● **Raw records**
___

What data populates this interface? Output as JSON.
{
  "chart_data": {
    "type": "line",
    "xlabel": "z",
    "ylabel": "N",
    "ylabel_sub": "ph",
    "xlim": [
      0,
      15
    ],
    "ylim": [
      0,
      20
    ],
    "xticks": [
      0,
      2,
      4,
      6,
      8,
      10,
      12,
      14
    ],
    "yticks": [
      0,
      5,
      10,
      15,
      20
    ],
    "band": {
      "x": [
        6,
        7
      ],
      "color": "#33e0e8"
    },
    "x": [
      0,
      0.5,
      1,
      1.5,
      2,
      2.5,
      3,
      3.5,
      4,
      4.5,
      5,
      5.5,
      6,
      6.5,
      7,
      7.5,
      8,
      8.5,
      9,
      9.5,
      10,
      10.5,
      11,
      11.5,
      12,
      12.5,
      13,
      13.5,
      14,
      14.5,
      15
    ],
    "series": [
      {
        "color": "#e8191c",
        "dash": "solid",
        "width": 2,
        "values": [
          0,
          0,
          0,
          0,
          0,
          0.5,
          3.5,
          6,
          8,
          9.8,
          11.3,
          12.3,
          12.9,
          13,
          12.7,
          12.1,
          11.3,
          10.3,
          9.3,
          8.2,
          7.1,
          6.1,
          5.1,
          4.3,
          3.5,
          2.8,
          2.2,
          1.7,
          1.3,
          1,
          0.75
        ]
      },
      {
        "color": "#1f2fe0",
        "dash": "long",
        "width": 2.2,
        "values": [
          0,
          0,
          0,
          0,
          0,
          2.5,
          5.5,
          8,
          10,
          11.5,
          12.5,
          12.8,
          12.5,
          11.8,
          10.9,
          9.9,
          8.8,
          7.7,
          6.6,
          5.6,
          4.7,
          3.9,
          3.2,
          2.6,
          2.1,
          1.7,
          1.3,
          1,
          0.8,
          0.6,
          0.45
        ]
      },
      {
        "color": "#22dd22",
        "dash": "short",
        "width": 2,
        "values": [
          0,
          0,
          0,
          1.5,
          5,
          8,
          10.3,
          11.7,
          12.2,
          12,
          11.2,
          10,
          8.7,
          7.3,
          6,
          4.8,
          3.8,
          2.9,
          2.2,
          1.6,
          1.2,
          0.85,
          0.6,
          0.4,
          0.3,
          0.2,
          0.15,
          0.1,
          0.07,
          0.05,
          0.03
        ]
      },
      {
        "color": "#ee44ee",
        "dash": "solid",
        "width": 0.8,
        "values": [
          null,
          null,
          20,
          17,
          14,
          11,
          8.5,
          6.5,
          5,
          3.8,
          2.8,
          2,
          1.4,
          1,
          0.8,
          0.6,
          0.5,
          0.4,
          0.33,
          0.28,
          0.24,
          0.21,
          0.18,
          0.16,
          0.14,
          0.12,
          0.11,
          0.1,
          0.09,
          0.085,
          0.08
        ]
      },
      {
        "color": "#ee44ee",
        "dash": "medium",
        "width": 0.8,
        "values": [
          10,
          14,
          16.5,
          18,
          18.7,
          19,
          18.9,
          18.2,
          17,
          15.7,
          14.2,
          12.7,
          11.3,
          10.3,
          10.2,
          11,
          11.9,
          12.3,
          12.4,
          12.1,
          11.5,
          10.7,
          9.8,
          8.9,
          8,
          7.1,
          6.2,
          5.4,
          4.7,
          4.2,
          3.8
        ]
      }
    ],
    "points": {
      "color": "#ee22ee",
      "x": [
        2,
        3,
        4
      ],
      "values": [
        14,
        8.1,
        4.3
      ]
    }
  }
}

___

● **Required task**
Would you give the material above again, complete and exact?

● **Answer in full**
What data populates this interface? Output as JSON.
{
  "chart_data": {
    "type": "line",
    "xlabel": "z",
    "ylabel": "N",
    "ylabel_sub": "ph",
    "xlim": [
      0,
      15
    ],
    "ylim": [
      0,
      20
    ],
    "xticks": [
      0,
      2,
      4,
      6,
      8,
      10,
      12,
      14
    ],
    "yticks": [
      0,
      5,
      10,
      15,
      20
    ],
    "band": {
      "x": [
        6,
        7
      ],
      "color": "#33e0e8"
    },
    "x": [
      0,
      0.5,
      1,
      1.5,
      2,
      2.5,
      3,
      3.5,
      4,
      4.5,
      5,
      5.5,
      6,
      6.5,
      7,
      7.5,
      8,
      8.5,
      9,
      9.5,
      10,
      10.5,
      11,
      11.5,
      12,
      12.5,
      13,
      13.5,
      14,
      14.5,
      15
    ],
    "series": [
      {
        "color": "#e8191c",
        "dash": "solid",
        "width": 2,
        "values": [
          0,
          0,
          0,
          0,
          0,
          0.5,
          3.5,
          6,
          8,
          9.8,
          11.3,
          12.3,
          12.9,
          13,
          12.7,
          12.1,
          11.3,
          10.3,
          9.3,
          8.2,
          7.1,
          6.1,
          5.1,
          4.3,
          3.5,
          2.8,
          2.2,
          1.7,
          1.3,
          1,
          0.75
        ]
      },
      {
        "color": "#1f2fe0",
        "dash": "long",
        "width": 2.2,
        "values": [
          0,
          0,
          0,
          0,
          0,
          2.5,
          5.5,
          8,
          10,
          11.5,
          12.5,
          12.8,
          12.5,
          11.8,
          10.9,
          9.9,
          8.8,
          7.7,
          6.6,
          5.6,
          4.7,
          3.9,
          3.2,
          2.6,
          2.1,
          1.7,
          1.3,
          1,
          0.8,
          0.6,
          0.45
        ]
      },
      {
        "color": "#22dd22",
        "dash": "short",
        "width": 2,
        "values": [
          0,
          0,
          0,
          1.5,
          5,
          8,
          10.3,
          11.7,
          12.2,
          12,
          11.2,
          10,
          8.7,
          7.3,
          6,
          4.8,
          3.8,
          2.9,
          2.2,
          1.6,
          1.2,
          0.85,
          0.6,
          0.4,
          0.3,
          0.2,
          0.15,
          0.1,
          0.07,
          0.05,
          0.03
        ]
      },
      {
        "color": "#ee44ee",
        "dash": "solid",
        "width": 0.8,
        "values": [
          null,
          null,
          20,
          17,
          14,
          11,
          8.5,
          6.5,
          5,
          3.8,
          2.8,
          2,
          1.4,
          1,
          0.8,
          0.6,
          0.5,
          0.4,
          0.33,
          0.28,
          0.24,
          0.21,
          0.18,
          0.16,
          0.14,
          0.12,
          0.11,
          0.1,
          0.09,
          0.085,
          0.08
        ]
      },
      {
        "color": "#ee44ee",
        "dash": "medium",
        "width": 0.8,
        "values": [
          10,
          14,
          16.5,
          18,
          18.7,
          19,
          18.9,
          18.2,
          17,
          15.7,
          14.2,
          12.7,
          11.3,
          10.3,
          10.2,
          11,
          11.9,
          12.3,
          12.4,
          12.1,
          11.5,
          10.7,
          9.8,
          8.9,
          8,
          7.1,
          6.2,
          5.4,
          4.7,
          4.2,
          3.8
        ]
      }
    ],
    "points": {
      "color": "#ee22ee",
      "x": [
        2,
        3,
        4
      ],
      "values": [
        14,
        8.1,
        4.3
      ]
    }
  }
}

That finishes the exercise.